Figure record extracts

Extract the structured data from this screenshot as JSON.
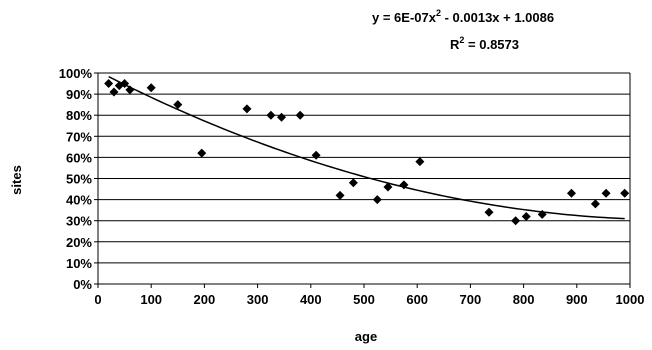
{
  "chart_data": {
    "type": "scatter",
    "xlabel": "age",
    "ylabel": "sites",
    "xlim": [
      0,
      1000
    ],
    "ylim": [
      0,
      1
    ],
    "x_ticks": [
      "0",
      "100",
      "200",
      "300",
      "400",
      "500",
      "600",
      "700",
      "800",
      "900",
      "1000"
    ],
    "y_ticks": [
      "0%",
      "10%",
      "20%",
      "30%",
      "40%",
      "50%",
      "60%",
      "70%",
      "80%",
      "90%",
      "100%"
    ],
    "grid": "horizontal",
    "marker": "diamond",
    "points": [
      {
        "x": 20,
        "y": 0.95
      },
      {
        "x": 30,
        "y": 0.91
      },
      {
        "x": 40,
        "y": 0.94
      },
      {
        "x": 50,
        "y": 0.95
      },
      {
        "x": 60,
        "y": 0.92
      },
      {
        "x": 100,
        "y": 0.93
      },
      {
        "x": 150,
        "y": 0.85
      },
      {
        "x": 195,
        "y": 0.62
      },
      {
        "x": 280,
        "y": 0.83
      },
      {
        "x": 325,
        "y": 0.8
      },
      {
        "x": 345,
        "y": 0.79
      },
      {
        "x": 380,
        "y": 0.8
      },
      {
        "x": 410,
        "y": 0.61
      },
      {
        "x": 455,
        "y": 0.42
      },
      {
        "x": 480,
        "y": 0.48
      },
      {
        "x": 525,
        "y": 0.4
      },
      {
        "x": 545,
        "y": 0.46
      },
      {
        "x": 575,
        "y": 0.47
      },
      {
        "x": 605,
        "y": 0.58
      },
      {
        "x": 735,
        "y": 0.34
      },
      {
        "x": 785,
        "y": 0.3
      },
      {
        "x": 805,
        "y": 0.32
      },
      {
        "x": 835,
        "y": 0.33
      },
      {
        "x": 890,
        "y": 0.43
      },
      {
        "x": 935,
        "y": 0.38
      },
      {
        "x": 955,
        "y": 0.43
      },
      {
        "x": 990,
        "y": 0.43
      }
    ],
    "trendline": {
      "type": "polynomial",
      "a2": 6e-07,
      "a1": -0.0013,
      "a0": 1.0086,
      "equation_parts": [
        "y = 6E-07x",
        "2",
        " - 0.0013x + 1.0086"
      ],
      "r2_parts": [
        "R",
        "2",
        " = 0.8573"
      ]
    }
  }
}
--
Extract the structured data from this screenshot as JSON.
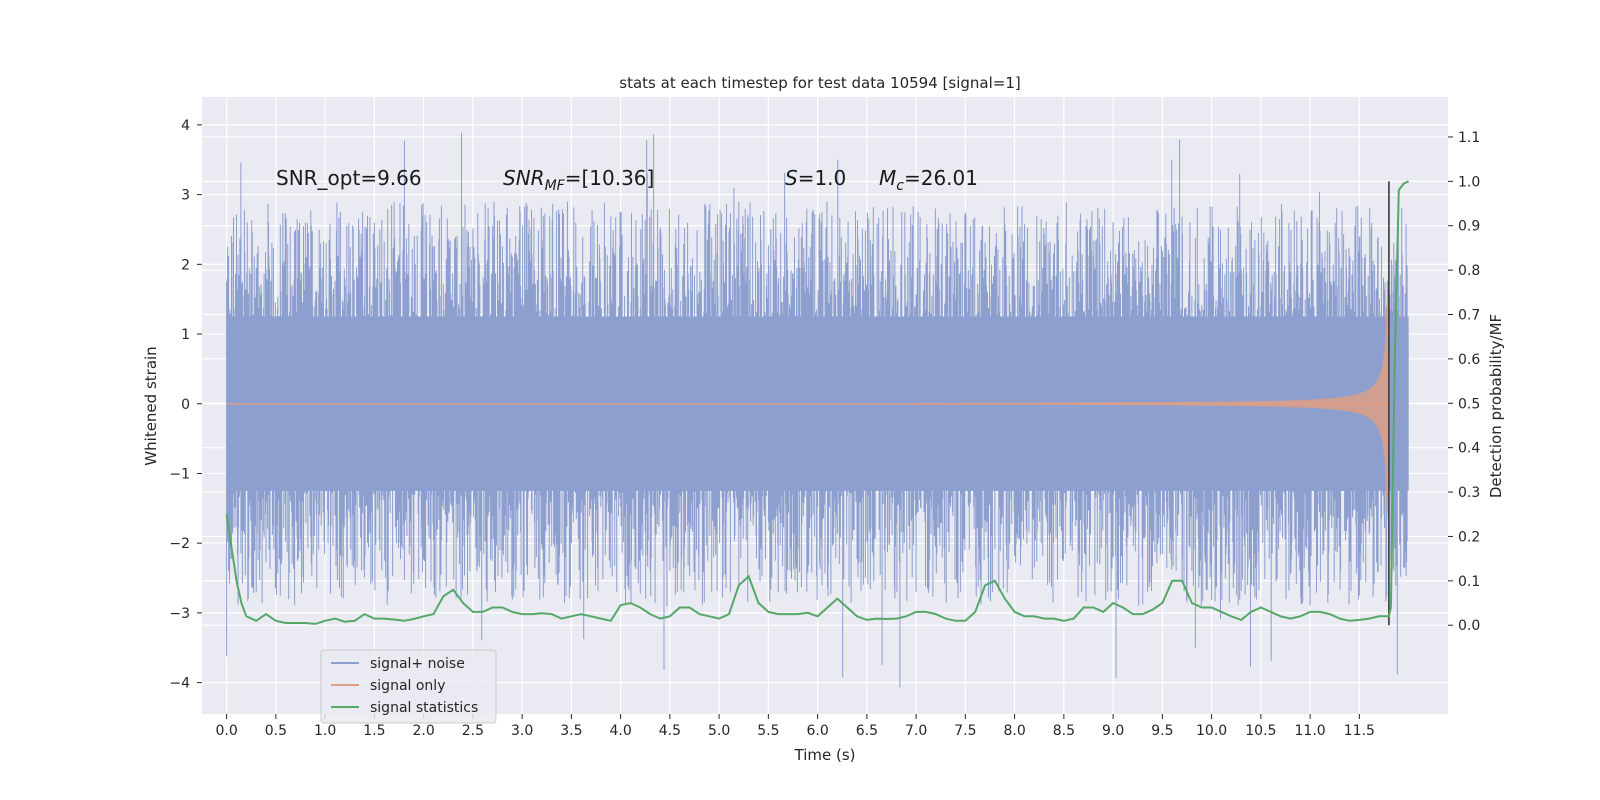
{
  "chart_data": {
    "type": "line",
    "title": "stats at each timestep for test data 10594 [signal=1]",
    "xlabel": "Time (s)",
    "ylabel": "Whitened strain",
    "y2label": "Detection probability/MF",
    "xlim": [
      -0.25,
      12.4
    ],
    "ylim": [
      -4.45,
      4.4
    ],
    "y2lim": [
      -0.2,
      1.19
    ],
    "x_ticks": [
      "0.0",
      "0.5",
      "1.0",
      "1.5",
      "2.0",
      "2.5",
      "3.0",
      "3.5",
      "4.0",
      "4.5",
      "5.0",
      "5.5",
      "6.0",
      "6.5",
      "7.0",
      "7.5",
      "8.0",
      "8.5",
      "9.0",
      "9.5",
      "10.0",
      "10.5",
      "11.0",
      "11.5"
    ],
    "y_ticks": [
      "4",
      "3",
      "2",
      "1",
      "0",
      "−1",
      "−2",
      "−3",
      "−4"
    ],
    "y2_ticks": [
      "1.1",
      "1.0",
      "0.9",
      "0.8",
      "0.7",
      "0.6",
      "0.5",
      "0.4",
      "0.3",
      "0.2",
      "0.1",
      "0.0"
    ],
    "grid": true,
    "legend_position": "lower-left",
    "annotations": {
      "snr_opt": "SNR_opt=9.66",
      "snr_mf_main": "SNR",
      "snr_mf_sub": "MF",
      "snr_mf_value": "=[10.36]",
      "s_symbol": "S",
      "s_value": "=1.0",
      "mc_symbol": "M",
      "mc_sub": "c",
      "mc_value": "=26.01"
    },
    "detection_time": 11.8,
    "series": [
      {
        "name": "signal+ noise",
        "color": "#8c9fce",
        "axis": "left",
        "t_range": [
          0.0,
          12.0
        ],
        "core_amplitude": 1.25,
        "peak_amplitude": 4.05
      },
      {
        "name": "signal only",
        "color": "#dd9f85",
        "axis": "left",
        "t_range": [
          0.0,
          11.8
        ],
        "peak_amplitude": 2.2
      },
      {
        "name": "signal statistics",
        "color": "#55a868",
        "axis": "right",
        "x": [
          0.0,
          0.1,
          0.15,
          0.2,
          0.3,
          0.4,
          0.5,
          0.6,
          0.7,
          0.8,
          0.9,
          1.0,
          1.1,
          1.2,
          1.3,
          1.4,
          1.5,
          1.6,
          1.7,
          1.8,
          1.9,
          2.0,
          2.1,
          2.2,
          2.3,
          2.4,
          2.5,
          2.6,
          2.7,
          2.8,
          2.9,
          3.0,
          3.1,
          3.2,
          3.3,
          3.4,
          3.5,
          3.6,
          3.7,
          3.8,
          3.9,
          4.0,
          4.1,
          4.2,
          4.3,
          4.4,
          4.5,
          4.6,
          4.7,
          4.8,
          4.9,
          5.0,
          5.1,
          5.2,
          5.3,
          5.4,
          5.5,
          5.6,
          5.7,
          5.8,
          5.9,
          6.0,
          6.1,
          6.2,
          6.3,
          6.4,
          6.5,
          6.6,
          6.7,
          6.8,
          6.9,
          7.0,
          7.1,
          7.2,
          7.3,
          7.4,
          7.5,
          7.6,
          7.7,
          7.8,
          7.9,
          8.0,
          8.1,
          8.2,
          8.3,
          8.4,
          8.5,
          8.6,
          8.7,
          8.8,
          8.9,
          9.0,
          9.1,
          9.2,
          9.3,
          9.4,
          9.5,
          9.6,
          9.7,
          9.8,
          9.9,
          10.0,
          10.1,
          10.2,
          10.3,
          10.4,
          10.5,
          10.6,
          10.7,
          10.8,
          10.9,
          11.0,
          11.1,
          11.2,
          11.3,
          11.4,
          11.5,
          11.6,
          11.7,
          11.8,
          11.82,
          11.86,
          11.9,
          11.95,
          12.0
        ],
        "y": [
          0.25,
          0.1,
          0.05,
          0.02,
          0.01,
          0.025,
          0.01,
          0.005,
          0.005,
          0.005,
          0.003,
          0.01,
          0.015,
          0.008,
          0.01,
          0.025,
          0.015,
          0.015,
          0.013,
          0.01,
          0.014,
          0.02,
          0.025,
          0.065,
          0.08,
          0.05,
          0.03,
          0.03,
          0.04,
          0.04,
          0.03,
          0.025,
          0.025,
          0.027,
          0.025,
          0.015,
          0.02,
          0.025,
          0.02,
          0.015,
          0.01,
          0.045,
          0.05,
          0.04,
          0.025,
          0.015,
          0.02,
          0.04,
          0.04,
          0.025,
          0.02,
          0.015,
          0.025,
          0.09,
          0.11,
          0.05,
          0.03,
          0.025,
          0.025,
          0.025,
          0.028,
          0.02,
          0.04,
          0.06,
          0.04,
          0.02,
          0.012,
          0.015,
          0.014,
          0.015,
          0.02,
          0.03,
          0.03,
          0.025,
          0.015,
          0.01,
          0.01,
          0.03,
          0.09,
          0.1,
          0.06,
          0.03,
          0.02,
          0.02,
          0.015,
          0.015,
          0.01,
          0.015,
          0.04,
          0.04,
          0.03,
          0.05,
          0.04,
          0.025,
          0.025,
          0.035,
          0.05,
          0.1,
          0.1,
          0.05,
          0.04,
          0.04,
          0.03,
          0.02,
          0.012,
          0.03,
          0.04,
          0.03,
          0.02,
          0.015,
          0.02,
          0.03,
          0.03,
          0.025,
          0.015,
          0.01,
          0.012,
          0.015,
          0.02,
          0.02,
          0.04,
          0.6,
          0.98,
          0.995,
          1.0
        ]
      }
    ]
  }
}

### Instructions to follow
All lines in the data that contain the word "name" should be copied.

### Correct output
        "name": "signal+ noise",
        "name": "signal only",
        "name": "signal statistics",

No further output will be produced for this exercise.